>>>
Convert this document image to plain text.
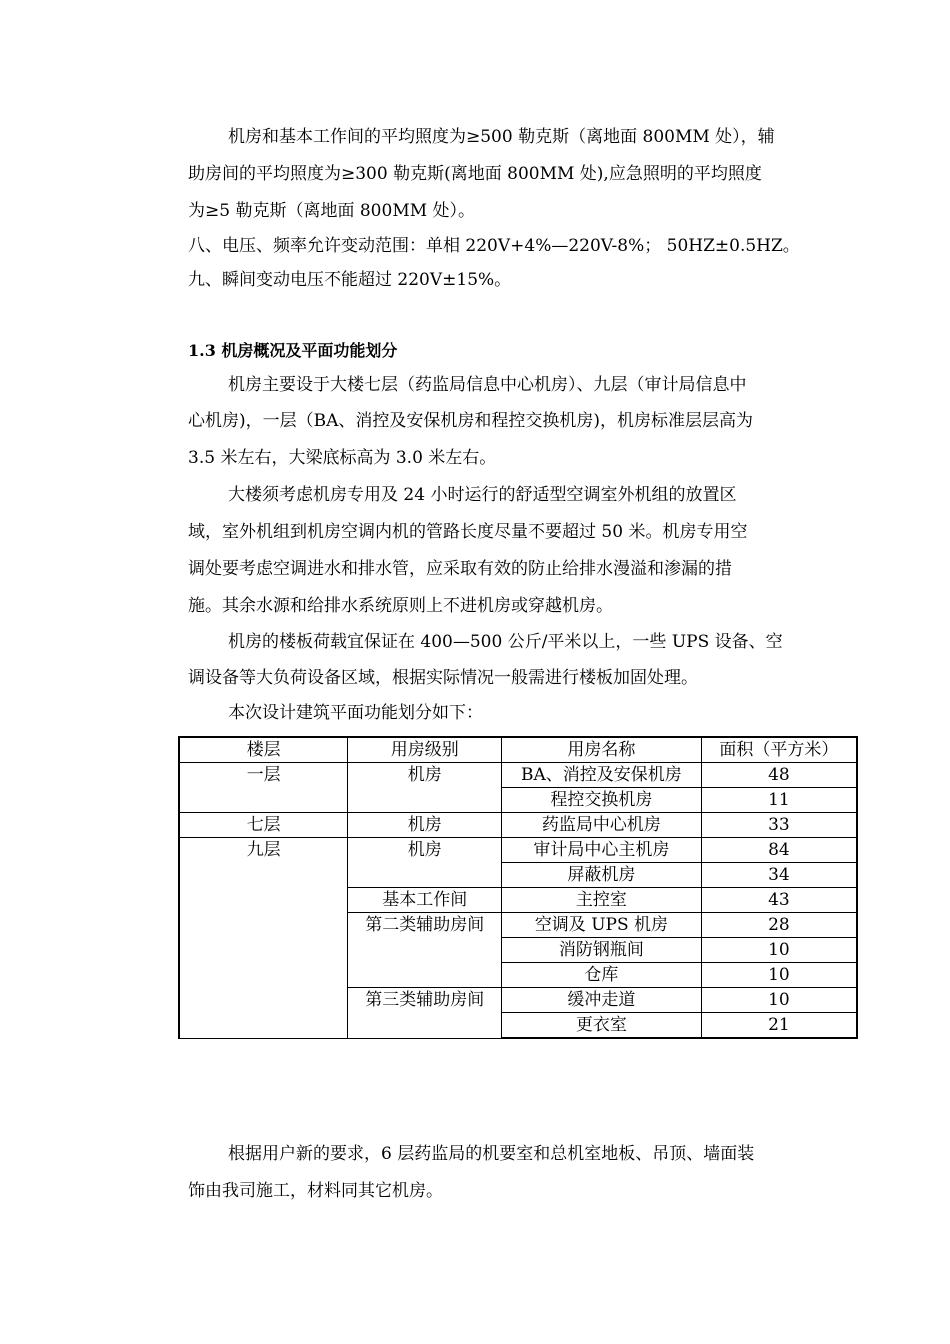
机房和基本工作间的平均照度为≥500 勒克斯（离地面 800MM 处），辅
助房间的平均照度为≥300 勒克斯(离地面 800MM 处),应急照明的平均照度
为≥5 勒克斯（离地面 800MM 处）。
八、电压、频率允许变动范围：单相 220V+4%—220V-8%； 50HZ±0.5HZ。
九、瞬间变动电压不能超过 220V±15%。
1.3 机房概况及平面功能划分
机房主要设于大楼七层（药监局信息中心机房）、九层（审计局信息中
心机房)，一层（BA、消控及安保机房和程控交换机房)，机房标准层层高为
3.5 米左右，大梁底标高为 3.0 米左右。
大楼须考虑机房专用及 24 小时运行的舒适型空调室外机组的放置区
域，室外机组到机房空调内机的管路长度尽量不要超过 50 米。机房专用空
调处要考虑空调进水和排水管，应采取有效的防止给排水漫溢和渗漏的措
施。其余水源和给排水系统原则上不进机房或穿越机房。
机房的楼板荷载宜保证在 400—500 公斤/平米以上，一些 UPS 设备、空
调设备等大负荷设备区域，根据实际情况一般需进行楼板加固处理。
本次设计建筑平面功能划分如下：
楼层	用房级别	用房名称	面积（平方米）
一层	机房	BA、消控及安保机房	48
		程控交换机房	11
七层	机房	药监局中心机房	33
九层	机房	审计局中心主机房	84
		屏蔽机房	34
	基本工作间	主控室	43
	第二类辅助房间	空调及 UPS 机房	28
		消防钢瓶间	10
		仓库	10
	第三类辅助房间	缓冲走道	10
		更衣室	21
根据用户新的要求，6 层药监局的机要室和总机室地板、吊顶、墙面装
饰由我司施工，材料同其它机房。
<<<
>>>
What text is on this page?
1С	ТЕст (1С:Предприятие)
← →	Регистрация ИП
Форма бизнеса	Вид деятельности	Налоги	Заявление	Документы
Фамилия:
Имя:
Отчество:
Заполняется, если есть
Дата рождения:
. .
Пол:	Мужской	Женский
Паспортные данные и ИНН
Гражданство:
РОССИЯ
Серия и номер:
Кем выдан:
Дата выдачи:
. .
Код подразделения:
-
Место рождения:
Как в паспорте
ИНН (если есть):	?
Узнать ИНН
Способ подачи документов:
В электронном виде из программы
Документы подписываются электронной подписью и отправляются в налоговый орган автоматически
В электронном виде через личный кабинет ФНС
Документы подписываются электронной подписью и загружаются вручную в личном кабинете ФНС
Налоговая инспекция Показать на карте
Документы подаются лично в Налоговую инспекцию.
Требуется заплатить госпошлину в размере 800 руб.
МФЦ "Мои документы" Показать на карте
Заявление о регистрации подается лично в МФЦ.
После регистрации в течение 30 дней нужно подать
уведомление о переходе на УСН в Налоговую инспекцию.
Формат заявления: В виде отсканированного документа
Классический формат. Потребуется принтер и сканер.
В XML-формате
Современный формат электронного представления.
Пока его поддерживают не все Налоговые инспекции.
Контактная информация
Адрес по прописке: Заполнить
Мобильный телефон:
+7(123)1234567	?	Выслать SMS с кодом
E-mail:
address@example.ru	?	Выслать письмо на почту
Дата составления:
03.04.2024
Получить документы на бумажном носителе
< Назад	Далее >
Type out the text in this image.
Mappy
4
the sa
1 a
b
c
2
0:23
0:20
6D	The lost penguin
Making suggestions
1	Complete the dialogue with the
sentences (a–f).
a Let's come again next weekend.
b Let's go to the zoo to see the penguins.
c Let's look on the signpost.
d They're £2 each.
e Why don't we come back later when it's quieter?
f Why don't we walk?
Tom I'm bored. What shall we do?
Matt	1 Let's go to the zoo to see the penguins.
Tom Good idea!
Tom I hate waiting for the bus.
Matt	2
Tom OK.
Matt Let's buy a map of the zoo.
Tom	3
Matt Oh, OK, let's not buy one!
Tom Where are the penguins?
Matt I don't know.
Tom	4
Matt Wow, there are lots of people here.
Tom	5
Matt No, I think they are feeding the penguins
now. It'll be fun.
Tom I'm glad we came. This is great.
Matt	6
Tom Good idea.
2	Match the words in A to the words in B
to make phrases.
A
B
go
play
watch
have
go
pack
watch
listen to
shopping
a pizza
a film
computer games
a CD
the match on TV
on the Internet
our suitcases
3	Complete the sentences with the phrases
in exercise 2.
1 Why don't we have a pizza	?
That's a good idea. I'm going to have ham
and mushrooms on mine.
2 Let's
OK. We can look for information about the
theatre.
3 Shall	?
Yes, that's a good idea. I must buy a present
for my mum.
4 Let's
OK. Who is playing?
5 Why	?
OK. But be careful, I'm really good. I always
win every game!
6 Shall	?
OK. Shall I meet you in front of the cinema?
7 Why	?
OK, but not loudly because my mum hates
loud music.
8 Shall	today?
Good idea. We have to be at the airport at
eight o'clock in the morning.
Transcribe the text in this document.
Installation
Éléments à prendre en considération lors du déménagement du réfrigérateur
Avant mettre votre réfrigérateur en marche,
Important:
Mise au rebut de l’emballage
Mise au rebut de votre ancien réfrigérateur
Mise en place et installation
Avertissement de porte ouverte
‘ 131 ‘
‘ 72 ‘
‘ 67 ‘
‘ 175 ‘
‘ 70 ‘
<<<
- Work to be completed
Review the material and copy each line in which the word "подписываются" appears.

- Task answer
Документы подписываются электронной подписью и отправляются в налоговый орган автоматически
Документы подписываются электронной подписью и загружаются вручную в личном кабинете ФНС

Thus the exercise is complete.